§ Written exercise
Output every line below exactly.

•••••

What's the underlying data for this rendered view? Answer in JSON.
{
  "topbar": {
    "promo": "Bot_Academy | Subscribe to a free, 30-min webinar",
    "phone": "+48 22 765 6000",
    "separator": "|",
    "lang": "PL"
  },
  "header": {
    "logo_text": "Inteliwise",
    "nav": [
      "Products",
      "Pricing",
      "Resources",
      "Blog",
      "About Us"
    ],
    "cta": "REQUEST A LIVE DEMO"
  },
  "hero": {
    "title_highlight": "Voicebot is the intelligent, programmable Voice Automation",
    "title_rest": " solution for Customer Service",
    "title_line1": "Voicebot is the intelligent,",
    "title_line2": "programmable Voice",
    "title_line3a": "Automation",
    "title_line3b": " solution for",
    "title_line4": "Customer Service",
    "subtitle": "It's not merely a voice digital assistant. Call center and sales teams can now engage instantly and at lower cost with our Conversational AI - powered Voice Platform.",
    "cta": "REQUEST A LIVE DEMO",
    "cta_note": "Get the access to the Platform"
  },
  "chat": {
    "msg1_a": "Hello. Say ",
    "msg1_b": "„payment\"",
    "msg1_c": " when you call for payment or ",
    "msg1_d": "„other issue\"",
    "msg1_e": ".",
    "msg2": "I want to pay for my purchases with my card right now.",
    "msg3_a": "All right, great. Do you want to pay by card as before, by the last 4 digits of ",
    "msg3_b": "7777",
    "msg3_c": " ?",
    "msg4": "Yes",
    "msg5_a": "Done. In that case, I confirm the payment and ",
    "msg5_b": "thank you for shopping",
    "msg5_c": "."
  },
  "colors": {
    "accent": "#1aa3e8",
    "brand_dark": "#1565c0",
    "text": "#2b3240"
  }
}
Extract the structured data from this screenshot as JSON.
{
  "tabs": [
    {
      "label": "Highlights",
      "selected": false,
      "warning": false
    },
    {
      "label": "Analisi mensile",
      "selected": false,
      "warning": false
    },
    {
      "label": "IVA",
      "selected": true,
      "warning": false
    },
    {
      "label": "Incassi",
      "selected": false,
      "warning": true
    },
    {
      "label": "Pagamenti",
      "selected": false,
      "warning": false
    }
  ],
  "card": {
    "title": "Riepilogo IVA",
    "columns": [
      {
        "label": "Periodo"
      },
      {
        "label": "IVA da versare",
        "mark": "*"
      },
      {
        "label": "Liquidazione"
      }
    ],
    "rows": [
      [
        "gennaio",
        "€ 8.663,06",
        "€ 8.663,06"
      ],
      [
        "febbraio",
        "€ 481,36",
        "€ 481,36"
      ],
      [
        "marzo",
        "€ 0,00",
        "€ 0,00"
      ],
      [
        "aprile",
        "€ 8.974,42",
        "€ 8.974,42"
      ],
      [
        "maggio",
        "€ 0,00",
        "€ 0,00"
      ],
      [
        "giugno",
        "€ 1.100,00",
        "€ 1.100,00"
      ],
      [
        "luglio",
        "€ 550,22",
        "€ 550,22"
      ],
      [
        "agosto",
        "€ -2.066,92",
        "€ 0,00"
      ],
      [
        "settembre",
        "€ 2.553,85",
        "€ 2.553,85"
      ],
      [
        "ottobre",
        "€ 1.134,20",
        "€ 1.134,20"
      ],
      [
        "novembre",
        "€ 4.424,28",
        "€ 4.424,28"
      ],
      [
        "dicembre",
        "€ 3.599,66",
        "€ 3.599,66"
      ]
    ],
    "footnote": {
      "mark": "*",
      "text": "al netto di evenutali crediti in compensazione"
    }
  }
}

•••••

§ Output for this task
What's the underlying data for this rendered view? Answer in JSON.
{
  "topbar": {
    "promo": "Bot_Academy | Subscribe to a free, 30-min webinar",
    "phone": "+48 22 765 6000",
    "separator": "|",
    "lang": "PL"
  },
  "header": {
    "logo_text": "Inteliwise",
    "nav": [
      "Products",
      "Pricing",
      "Resources",
      "Blog",
      "About Us"
    ],
    "cta": "REQUEST A LIVE DEMO"
  },
  "hero": {
    "title_highlight": "Voicebot is the intelligent, programmable Voice Automation",
    "title_rest": " solution for Customer Service",
    "title_line1": "Voicebot is the intelligent,",
    "title_line2": "programmable Voice",
    "title_line3a": "Automation",
    "title_line3b": " solution for",
    "title_line4": "Customer Service",
    "subtitle": "It's not merely a voice digital assistant. Call center and sales teams can now engage instantly and at lower cost with our Conversational AI - powered Voice Platform.",
    "cta": "REQUEST A LIVE DEMO",
    "cta_note": "Get the access to the Platform"
  },
  "chat": {
    "msg1_a": "Hello. Say ",
    "msg1_b": "„payment\"",
    "msg1_c": " when you call for payment or ",
    "msg1_d": "„other issue\"",
    "msg1_e": ".",
    "msg2": "I want to pay for my purchases with my card right now.",
    "msg3_a": "All right, great. Do you want to pay by card as before, by the last 4 digits of ",
    "msg3_b": "7777",
    "msg3_c": " ?",
    "msg4": "Yes",
    "msg5_a": "Done. In that case, I confirm the payment and ",
    "msg5_b": "thank you for shopping",
    "msg5_c": "."
  },
  "colors": {
    "accent": "#1aa3e8",
    "brand_dark": "#1565c0",
    "text": "#2b3240"
  }
}
Extract the structured data from this screenshot as JSON.
{
  "tabs": [
    {
      "label": "Highlights",
      "selected": false,
      "warning": false
    },
    {
      "label": "Analisi mensile",
      "selected": false,
      "warning": false
    },
    {
      "label": "IVA",
      "selected": true,
      "warning": false
    },
    {
      "label": "Incassi",
      "selected": false,
      "warning": true
    },
    {
      "label": "Pagamenti",
      "selected": false,
      "warning": false
    }
  ],
  "card": {
    "title": "Riepilogo IVA",
    "columns": [
      {
        "label": "Periodo"
      },
      {
        "label": "IVA da versare",
        "mark": "*"
      },
      {
        "label": "Liquidazione"
      }
    ],
    "rows": [
      [
        "gennaio",
        "€ 8.663,06",
        "€ 8.663,06"
      ],
      [
        "febbraio",
        "€ 481,36",
        "€ 481,36"
      ],
      [
        "marzo",
        "€ 0,00",
        "€ 0,00"
      ],
      [
        "aprile",
        "€ 8.974,42",
        "€ 8.974,42"
      ],
      [
        "maggio",
        "€ 0,00",
        "€ 0,00"
      ],
      [
        "giugno",
        "€ 1.100,00",
        "€ 1.100,00"
      ],
      [
        "luglio",
        "€ 550,22",
        "€ 550,22"
      ],
      [
        "agosto",
        "€ -2.066,92",
        "€ 0,00"
      ],
      [
        "settembre",
        "€ 2.553,85",
        "€ 2.553,85"
      ],
      [
        "ottobre",
        "€ 1.134,20",
        "€ 1.134,20"
      ],
      [
        "novembre",
        "€ 4.424,28",
        "€ 4.424,28"
      ],
      [
        "dicembre",
        "€ 3.599,66",
        "€ 3.599,66"
      ]
    ],
    "footnote": {
      "mark": "*",
      "text": "al netto di evenutali crediti in compensazione"
    }
  }
}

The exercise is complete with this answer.